— START RECORDS FOR THIS TASK —

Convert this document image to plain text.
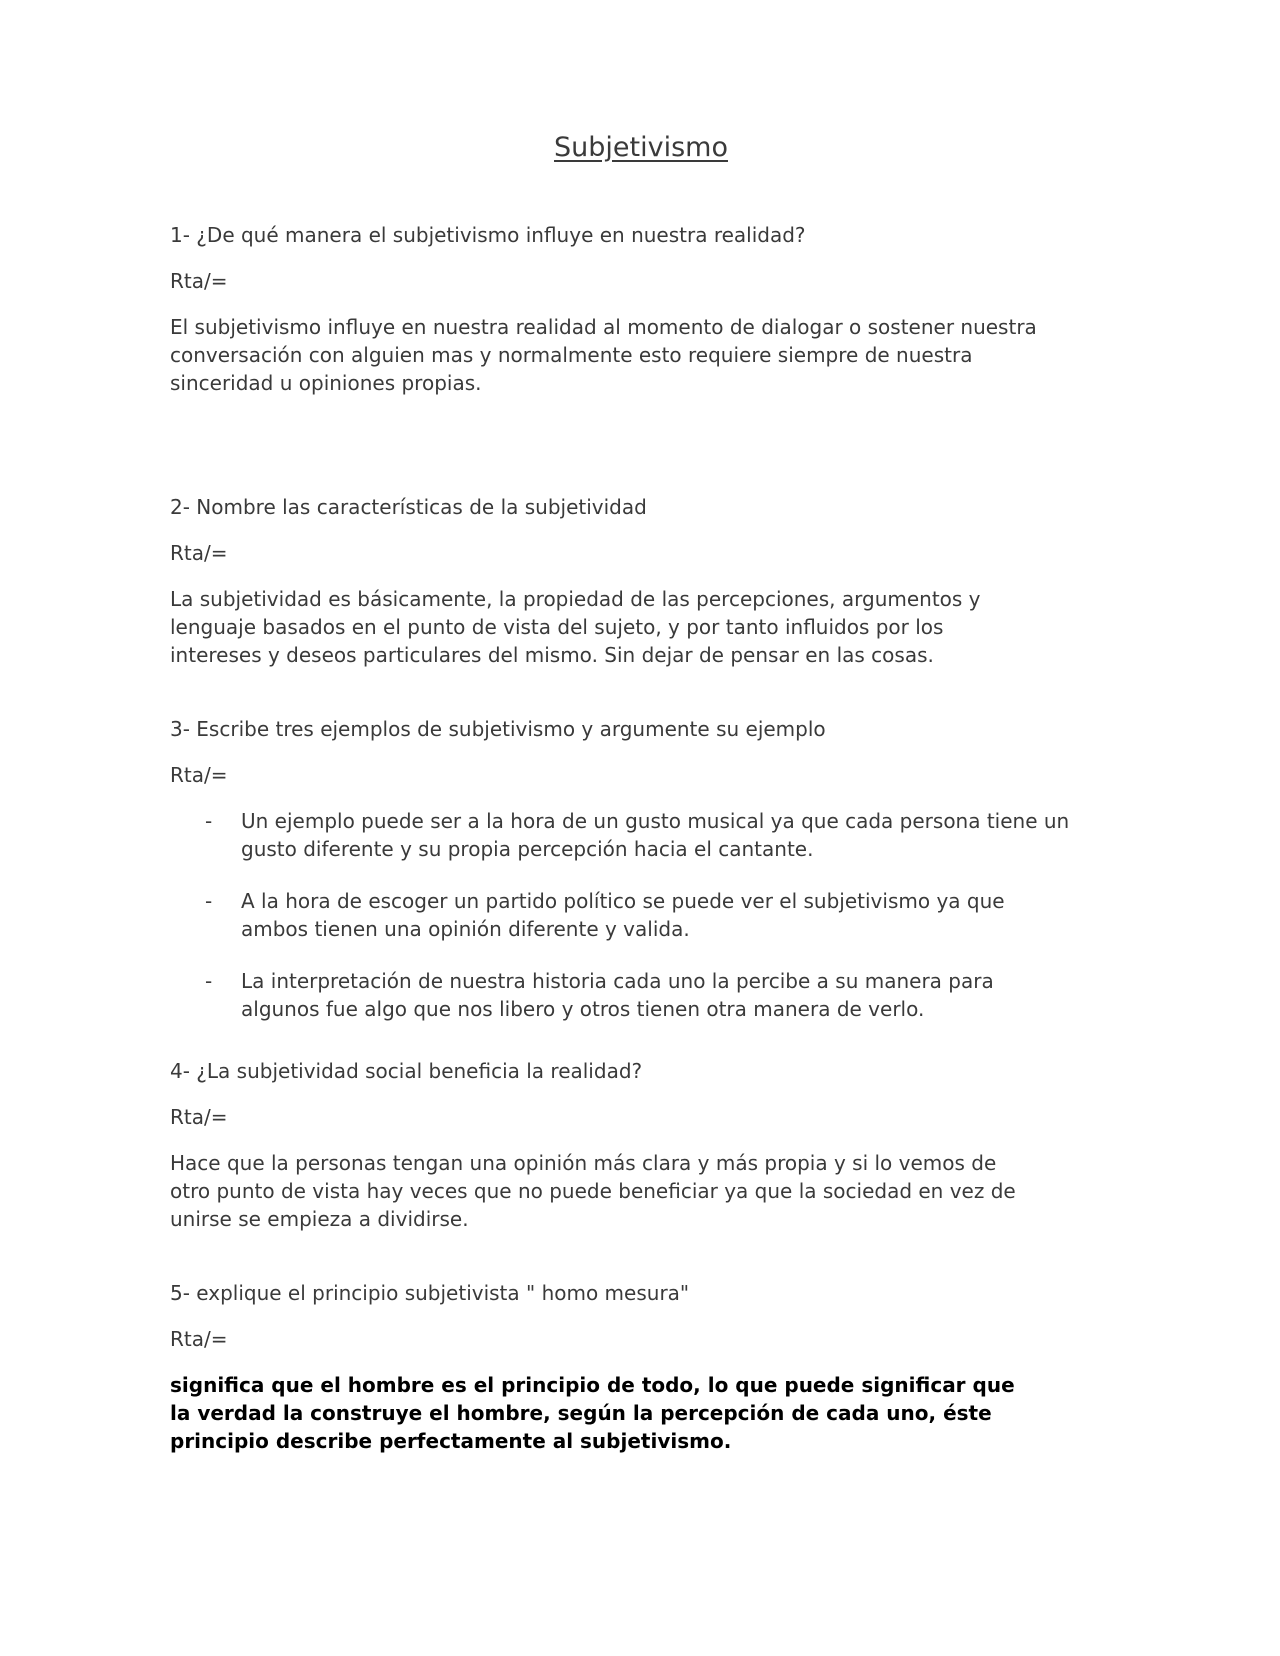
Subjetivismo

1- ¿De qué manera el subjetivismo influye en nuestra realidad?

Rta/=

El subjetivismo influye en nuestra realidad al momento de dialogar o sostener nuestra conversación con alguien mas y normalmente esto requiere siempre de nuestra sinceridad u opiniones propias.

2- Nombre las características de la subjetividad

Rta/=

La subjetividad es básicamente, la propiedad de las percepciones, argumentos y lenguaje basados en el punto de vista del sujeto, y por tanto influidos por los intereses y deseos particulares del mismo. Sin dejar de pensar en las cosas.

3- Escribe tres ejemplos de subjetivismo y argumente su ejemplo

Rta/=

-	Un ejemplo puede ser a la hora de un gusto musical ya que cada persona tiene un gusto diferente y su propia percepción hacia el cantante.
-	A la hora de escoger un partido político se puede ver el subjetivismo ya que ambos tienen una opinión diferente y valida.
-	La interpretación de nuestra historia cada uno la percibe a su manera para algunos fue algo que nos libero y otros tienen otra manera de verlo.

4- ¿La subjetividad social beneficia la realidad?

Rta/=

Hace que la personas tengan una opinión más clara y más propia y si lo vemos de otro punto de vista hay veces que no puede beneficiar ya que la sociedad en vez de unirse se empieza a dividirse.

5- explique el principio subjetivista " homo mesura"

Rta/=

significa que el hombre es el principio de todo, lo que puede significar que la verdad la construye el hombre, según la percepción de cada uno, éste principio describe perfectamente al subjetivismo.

— END RECORDS FOR THIS TASK —
— START RECORDS FOR THIS TASK —

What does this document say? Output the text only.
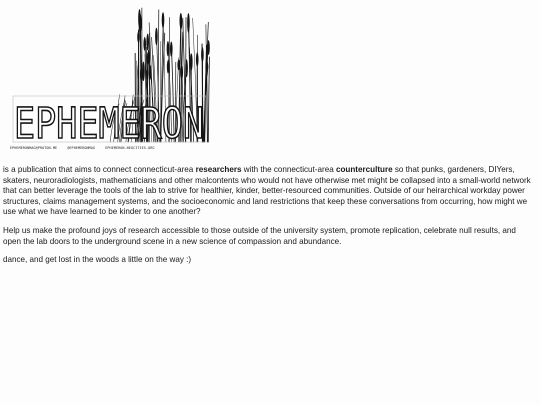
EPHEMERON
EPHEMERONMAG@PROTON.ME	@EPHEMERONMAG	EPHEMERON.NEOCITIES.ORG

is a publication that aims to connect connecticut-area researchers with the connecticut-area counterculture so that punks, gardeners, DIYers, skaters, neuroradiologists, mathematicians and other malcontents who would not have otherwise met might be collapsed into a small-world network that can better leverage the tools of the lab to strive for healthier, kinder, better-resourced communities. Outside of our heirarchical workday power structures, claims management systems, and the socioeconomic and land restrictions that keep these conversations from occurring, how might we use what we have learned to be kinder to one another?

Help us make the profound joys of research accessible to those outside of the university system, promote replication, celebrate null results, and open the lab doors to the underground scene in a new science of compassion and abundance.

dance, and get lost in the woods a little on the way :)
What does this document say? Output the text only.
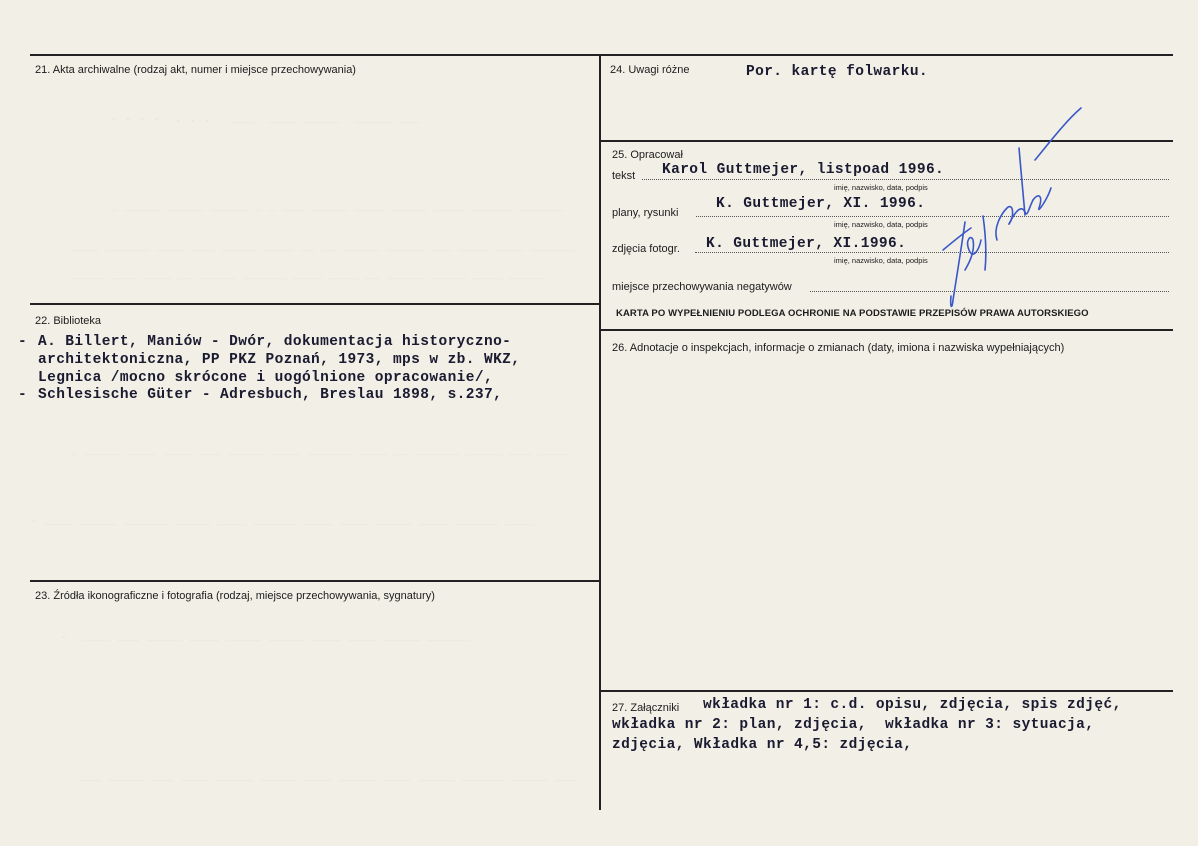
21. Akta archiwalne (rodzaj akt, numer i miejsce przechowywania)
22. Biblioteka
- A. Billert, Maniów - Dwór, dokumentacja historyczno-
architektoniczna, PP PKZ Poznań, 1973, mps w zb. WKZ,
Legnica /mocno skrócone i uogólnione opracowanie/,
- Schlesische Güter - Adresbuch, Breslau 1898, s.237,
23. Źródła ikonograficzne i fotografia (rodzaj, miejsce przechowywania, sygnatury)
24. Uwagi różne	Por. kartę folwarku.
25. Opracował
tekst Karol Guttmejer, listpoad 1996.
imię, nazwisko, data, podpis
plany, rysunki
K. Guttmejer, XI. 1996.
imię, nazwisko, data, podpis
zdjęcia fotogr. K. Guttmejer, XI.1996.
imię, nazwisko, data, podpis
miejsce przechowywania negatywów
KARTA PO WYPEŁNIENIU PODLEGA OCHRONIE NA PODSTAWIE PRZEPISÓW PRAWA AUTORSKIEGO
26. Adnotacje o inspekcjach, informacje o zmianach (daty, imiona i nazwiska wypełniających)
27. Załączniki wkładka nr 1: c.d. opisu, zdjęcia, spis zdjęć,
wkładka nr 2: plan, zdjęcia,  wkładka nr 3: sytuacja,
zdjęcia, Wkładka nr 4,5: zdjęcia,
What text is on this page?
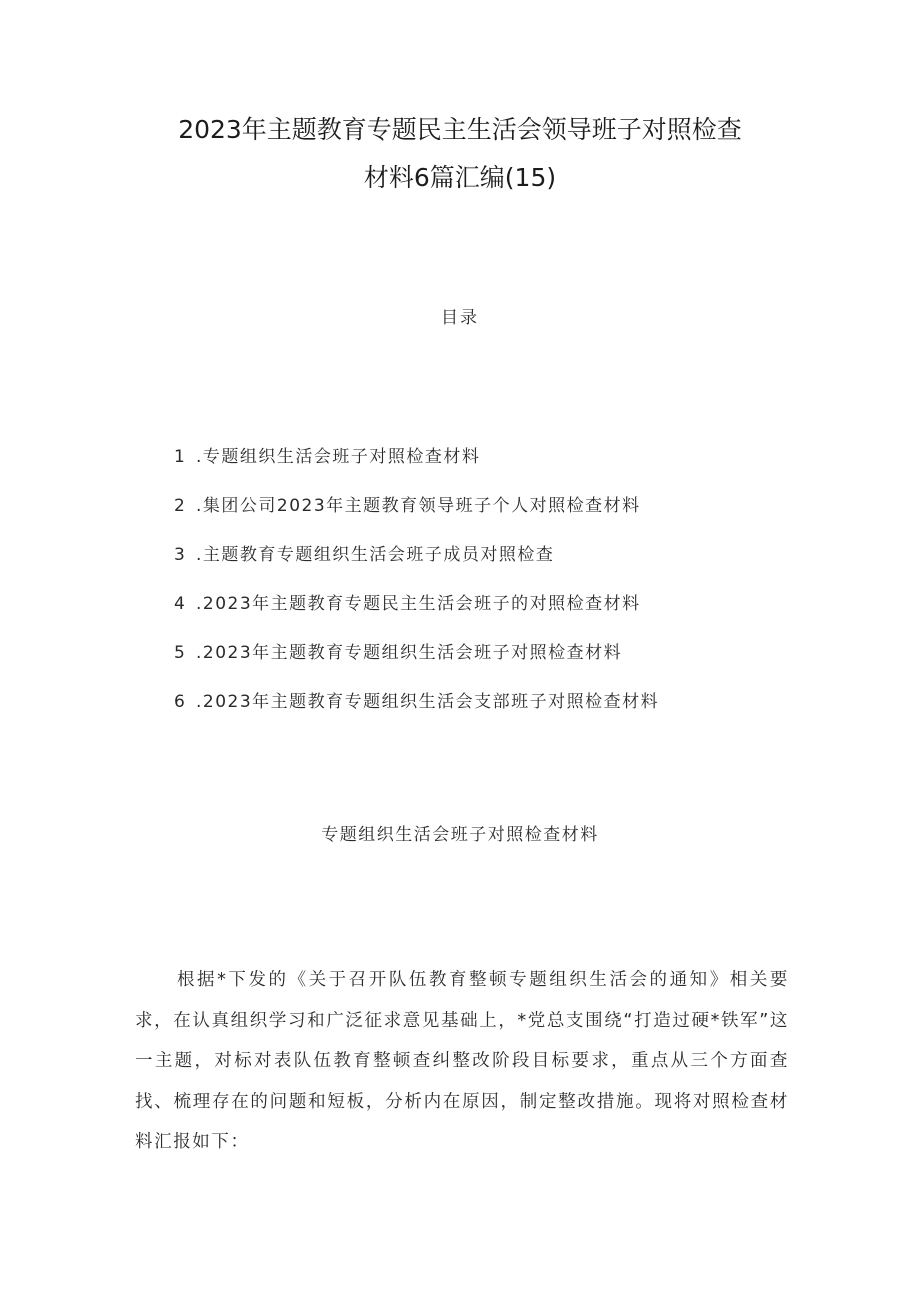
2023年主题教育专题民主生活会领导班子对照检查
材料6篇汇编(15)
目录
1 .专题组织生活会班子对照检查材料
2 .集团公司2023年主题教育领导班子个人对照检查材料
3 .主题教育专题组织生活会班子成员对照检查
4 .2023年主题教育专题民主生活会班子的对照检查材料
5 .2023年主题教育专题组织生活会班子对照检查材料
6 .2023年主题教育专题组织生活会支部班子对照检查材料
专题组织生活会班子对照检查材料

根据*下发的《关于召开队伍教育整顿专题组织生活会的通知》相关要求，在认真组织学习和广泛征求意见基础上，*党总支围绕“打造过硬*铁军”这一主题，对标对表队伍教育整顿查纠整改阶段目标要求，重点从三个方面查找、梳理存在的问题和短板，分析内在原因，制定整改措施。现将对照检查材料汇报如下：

— END RECORDS FOR THIS TASK —

| SHORT EXERCISE |
Gather from the records above every line containing the string "percepción".

| FINAL RESULT |
-	Un ejemplo puede ser a la hora de un gusto musical ya que cada persona tiene un gusto diferente y su propia percepción hacia el cantante.
significa que el hombre es el principio de todo, lo que puede significar que la verdad la construye el hombre, según la percepción de cada uno, éste principio describe perfectamente al subjetivismo.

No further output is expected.